SHORT EXERCISE:
Pick out all lines of the entries that include the word "JSON" and copy them.

Dataset listings of figures:
********

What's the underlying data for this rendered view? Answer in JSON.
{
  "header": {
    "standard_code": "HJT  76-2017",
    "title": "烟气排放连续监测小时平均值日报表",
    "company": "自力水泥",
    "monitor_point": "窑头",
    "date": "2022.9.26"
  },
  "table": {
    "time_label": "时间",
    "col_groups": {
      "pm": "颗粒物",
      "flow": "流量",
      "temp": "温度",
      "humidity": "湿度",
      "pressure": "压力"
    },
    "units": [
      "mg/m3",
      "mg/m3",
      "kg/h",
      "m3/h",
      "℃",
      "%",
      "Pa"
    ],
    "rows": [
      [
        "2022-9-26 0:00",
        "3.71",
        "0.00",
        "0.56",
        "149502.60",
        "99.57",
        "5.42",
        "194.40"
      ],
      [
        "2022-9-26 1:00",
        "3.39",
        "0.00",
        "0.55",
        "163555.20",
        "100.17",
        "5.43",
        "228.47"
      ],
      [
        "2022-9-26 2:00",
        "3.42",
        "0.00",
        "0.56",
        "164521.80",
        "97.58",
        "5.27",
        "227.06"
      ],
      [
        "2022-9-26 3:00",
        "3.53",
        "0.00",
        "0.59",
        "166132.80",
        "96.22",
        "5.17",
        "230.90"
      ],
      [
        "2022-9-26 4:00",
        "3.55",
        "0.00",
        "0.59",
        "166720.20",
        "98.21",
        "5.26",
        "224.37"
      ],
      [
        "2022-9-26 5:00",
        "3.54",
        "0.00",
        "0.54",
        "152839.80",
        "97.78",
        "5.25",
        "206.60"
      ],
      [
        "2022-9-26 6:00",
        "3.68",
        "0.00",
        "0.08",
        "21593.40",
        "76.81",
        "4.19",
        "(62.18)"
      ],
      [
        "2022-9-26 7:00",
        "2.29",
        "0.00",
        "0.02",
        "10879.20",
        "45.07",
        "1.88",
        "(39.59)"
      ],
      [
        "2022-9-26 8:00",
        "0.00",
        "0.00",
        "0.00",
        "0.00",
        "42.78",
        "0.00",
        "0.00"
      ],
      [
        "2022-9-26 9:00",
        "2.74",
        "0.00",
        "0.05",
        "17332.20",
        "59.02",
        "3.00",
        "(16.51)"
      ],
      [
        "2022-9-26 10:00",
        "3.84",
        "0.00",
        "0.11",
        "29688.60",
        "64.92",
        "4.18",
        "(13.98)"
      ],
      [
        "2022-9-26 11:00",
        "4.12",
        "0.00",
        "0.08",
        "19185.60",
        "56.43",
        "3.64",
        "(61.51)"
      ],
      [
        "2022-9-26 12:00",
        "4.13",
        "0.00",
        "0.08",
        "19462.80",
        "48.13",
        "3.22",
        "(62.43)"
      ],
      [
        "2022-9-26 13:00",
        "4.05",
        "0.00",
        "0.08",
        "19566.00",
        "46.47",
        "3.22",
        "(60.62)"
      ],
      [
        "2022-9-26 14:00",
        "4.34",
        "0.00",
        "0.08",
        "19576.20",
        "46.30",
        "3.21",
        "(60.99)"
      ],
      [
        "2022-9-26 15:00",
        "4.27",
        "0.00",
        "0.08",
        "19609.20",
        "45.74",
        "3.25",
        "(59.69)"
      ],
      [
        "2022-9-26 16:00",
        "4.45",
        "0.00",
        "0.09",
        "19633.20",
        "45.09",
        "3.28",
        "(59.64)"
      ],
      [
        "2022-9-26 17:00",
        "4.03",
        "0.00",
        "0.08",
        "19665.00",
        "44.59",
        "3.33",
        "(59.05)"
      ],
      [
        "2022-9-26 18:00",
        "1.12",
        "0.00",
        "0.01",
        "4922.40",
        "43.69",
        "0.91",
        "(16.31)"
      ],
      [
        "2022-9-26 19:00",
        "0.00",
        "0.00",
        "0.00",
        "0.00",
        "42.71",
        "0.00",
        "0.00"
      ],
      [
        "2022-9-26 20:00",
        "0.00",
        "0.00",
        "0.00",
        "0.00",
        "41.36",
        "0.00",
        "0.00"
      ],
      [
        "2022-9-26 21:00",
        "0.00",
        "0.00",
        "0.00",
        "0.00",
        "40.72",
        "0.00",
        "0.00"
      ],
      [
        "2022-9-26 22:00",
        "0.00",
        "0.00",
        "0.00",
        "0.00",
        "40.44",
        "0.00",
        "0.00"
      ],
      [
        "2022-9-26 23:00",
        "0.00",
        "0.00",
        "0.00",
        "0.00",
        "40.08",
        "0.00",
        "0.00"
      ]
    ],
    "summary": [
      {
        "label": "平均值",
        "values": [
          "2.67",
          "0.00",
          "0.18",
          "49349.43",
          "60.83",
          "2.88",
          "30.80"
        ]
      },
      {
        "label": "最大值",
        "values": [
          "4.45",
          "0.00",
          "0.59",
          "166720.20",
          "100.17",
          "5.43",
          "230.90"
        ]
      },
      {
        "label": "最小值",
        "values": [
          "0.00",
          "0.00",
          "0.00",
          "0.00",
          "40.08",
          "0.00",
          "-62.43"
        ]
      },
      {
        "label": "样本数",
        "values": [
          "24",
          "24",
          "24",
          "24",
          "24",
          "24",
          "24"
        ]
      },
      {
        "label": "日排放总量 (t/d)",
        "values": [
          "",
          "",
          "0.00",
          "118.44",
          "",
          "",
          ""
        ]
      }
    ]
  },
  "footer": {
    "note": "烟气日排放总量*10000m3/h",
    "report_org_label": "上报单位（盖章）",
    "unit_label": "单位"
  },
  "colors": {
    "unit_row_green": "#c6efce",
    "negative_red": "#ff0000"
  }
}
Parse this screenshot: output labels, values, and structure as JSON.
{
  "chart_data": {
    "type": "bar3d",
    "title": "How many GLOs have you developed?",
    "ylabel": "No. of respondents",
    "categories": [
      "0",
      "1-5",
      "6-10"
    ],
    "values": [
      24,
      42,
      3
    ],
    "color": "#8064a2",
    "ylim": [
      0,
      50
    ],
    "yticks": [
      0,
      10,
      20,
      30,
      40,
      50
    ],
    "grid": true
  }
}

********

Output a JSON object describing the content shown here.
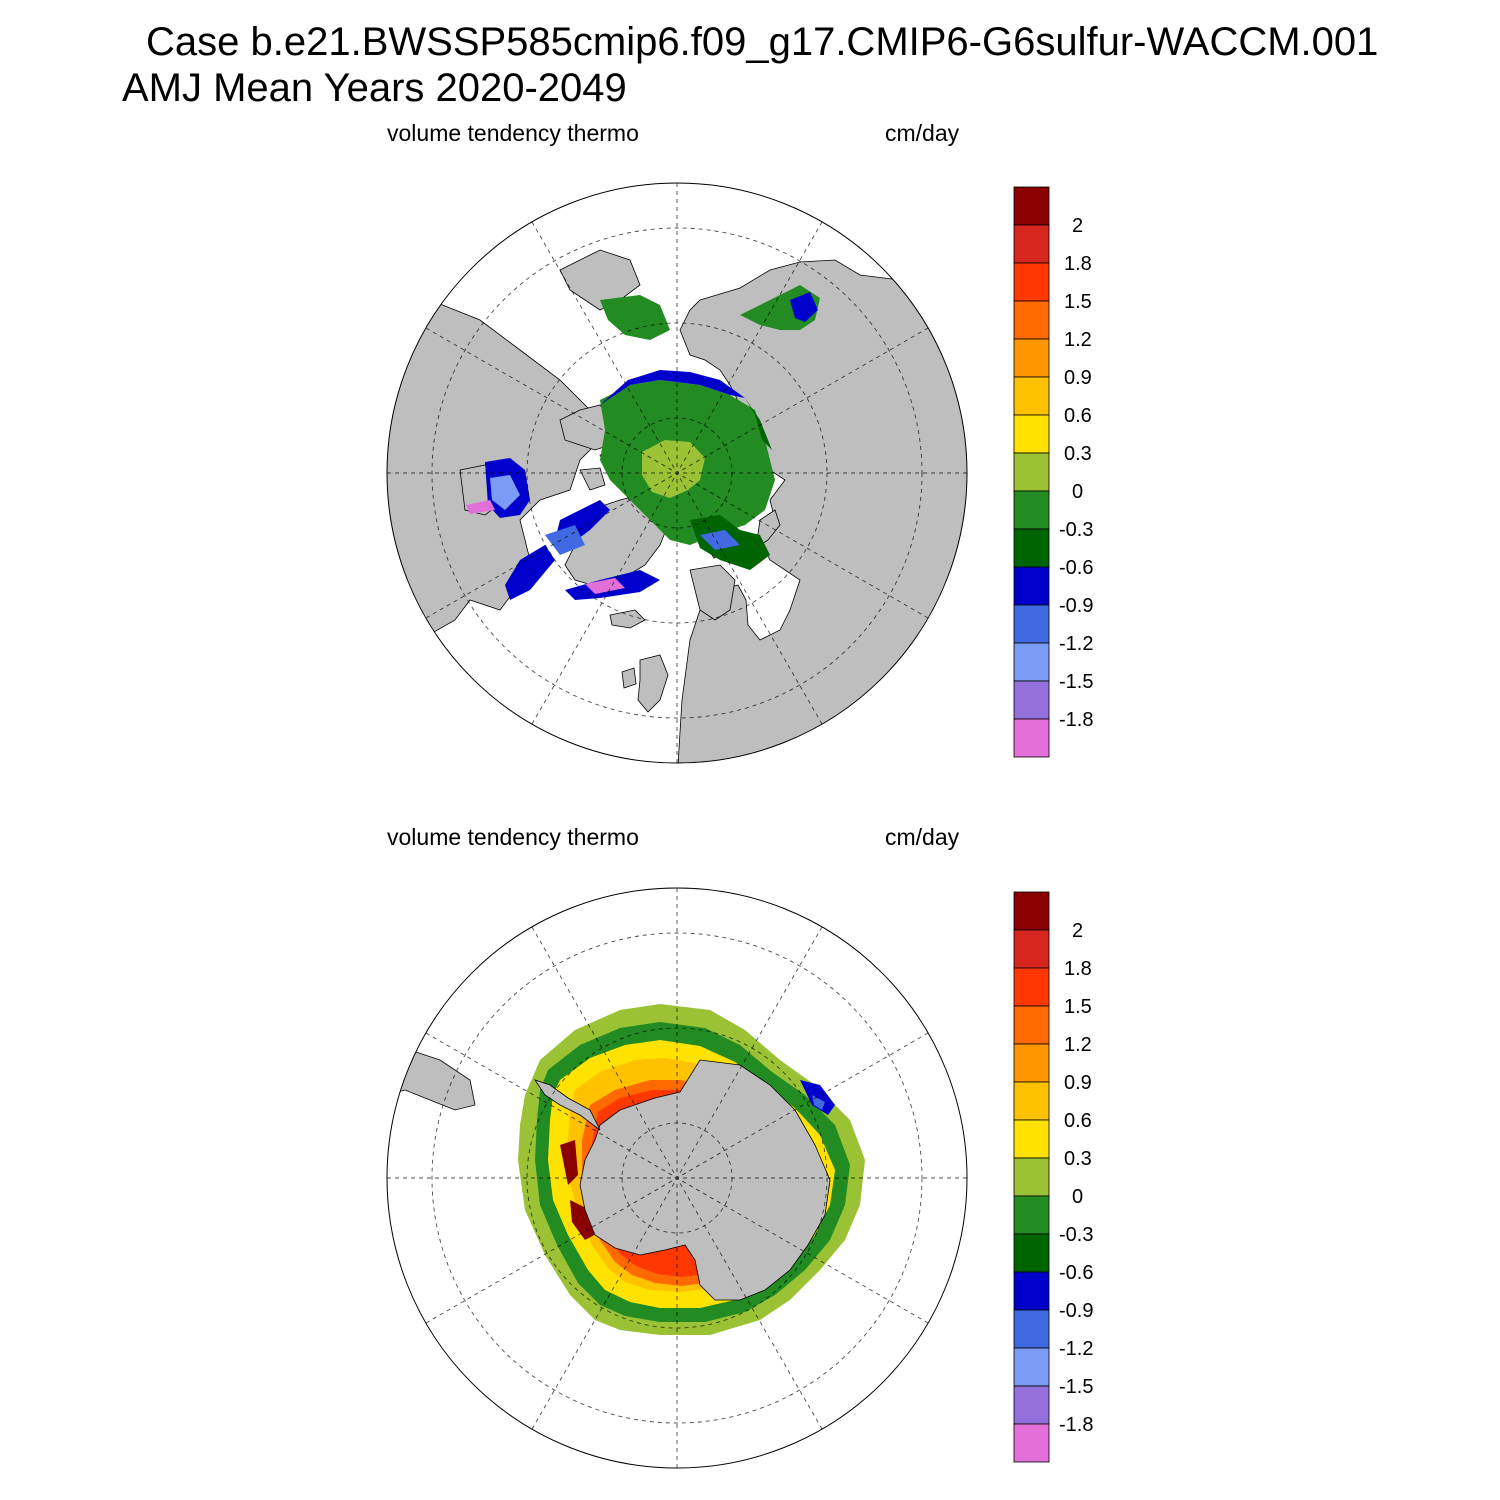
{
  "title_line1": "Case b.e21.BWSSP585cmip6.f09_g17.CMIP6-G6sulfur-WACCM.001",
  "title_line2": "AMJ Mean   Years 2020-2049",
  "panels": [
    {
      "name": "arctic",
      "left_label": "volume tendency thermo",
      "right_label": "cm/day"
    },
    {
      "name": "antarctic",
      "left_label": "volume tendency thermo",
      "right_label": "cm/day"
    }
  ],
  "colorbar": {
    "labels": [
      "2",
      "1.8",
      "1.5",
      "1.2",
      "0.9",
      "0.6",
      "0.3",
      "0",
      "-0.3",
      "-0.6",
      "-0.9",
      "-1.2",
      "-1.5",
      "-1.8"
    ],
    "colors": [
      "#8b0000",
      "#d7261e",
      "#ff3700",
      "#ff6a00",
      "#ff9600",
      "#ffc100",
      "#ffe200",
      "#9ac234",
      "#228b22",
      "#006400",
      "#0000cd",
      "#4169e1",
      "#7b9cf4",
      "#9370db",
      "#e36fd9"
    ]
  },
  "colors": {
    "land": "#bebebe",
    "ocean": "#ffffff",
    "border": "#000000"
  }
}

********

REPLY:
What's the underlying data for this rendered view? Answer in JSON.
Parse this screenshot: output labels, values, and structure as JSON.
Output a JSON object describing the content shown here.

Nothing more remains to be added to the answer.